- _DOCUMENT TEXT_
+---+

28-6-2024 < Counter Currents 37 2145 words
 

Prof. James Duane (Image source: Regent University website)


1,993 words


James Duane
You Have the Right to Remain Innocent: What Police Officers Tell Their Children about the Fifth Amendment
New York: Little A, 2016.


Most Americans know very little about police interrogations. If a police officer wants to ask you some questions, and you know that you have not committed any crime, then you should have no problem talking to the police, right? Wrong. As law professor and defense attorney James Duane shows in his 2016 book You Have the Right to Remain Innocent, agreeing to answer questions from the police is a losing proposition. Duane’s book is essentially an updated and expanded version of a lecture he gave in 2012, which as of this writing has been watched on YouTube close to 20 million times. Duane’s advice has changed somewhat in light of two alarming federal court decisions handed down in 2013 which make You Have the Right to Remain Innocent especially timely.


Don't Talk to the PoliceDon't Talk to the Police

Duane’s stated goal in writing this book is to “bring to an end, once and for all, that obscene double standard in the American criminal justice system that allows only the citizens who are in the know to protect themselves from a legal system that is designed to prey upon ignorance and good intentions.” Law enforcement officers and prosecutors, Duane argues, are permitted to use deceptive tactics in order to obtain convictions, which is why they would never advise their own friends or family to consent to be interviewed by the police.

+---+

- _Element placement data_
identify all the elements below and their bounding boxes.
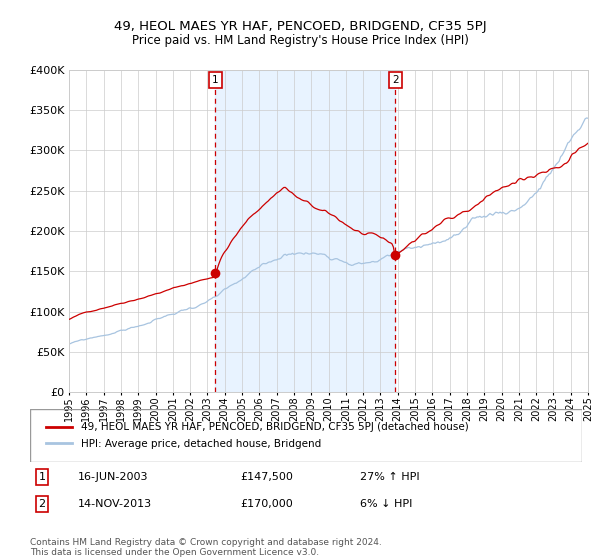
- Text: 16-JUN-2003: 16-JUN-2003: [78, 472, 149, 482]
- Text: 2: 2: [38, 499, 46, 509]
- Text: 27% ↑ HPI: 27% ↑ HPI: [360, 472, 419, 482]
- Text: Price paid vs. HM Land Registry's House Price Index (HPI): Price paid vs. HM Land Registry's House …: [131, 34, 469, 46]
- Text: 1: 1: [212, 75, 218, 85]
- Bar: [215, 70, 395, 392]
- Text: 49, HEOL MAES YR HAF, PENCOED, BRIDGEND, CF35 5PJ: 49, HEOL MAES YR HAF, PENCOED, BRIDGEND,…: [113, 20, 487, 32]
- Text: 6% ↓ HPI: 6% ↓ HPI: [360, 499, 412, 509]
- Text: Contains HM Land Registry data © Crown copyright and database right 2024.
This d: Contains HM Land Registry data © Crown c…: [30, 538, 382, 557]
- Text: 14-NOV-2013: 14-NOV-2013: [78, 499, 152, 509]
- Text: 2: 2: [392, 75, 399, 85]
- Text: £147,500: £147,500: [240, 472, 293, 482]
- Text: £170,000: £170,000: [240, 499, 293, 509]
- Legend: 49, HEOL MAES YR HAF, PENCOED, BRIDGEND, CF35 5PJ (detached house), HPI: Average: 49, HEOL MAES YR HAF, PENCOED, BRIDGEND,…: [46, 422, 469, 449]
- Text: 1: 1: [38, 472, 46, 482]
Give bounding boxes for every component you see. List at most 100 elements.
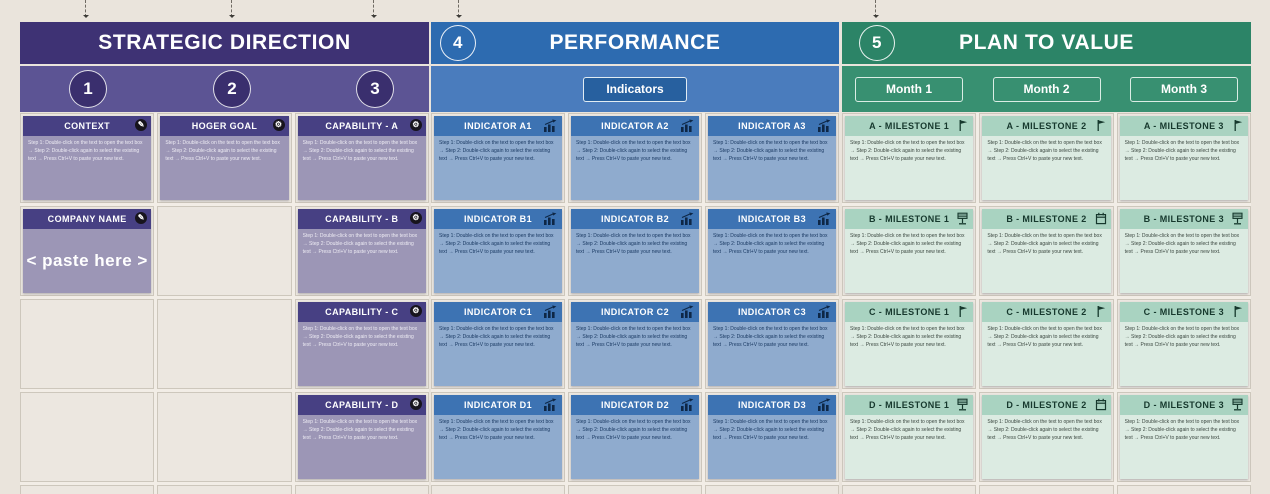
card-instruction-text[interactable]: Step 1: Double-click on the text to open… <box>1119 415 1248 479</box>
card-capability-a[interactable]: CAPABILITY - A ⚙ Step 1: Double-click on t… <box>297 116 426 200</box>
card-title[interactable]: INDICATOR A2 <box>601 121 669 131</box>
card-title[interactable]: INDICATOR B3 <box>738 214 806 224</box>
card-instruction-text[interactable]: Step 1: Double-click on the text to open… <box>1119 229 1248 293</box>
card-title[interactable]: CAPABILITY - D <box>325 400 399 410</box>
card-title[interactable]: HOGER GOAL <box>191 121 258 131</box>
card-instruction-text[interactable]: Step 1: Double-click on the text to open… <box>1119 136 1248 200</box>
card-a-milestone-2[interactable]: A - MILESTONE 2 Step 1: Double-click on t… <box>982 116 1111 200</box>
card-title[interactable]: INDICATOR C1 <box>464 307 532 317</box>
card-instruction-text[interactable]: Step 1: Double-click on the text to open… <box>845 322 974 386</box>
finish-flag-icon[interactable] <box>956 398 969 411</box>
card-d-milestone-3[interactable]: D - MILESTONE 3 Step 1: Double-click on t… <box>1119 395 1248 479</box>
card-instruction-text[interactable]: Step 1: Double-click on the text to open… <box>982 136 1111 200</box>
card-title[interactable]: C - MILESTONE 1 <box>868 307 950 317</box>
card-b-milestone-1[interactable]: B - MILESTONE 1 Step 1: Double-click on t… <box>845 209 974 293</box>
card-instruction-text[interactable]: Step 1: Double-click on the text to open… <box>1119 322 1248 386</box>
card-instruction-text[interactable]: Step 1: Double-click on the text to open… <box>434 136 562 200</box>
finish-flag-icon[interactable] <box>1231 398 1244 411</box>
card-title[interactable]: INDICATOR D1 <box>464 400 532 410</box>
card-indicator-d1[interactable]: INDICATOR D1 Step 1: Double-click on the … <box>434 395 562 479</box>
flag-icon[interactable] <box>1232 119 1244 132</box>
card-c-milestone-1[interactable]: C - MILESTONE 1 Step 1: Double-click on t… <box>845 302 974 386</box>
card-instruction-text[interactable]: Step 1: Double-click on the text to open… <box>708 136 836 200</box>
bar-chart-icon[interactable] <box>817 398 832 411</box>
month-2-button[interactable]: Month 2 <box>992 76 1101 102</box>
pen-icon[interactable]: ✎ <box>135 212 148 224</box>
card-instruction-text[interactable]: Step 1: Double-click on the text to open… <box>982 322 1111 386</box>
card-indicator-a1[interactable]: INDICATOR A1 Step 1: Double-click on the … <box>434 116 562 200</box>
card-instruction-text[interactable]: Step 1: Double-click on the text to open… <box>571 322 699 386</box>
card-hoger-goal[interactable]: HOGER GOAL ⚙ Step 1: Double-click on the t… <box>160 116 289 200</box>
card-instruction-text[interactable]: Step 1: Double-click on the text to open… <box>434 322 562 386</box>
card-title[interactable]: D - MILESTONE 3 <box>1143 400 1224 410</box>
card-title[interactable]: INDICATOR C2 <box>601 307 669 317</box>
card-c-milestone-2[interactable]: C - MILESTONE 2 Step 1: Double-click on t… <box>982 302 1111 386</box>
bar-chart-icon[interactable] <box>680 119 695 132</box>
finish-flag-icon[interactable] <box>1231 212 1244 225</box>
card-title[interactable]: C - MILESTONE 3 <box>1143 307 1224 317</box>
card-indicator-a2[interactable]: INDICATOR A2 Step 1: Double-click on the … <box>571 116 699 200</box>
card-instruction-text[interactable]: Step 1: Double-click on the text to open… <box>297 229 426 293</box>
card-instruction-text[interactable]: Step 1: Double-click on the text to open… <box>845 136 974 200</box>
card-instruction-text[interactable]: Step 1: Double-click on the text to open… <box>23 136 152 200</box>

+---+

- _TO DO_
A) Print the part of the book review that opens with the words containing "Most Americans know" and closes with "Innocent especially timely.".
B) According to the book review, in what year did Duane give the lecture that his book updates and expands?
The records have no connection to the book review.

- _ANSWERS TO THE EXERCISES_
A)
Most Americans know very little about police interrogations. If a police officer wants to ask you some questions, and you know that you have not committed any crime, then you should have no problem talking to the police, right? Wrong. As law professor and defense attorney James Duane shows in his 2016 book You Have the Right to Remain Innocent, agreeing to answer questions from the police is a losing proposition. Duane’s book is essentially an updated and expanded version of a lecture he gave in 2012, which as of this writing has been watched on YouTube close to 20 million times. Duane’s advice has changed somewhat in light of two alarming federal court decisions handed down in 2013 which make You Have the Right to Remain Innocent especially timely.

B) 2012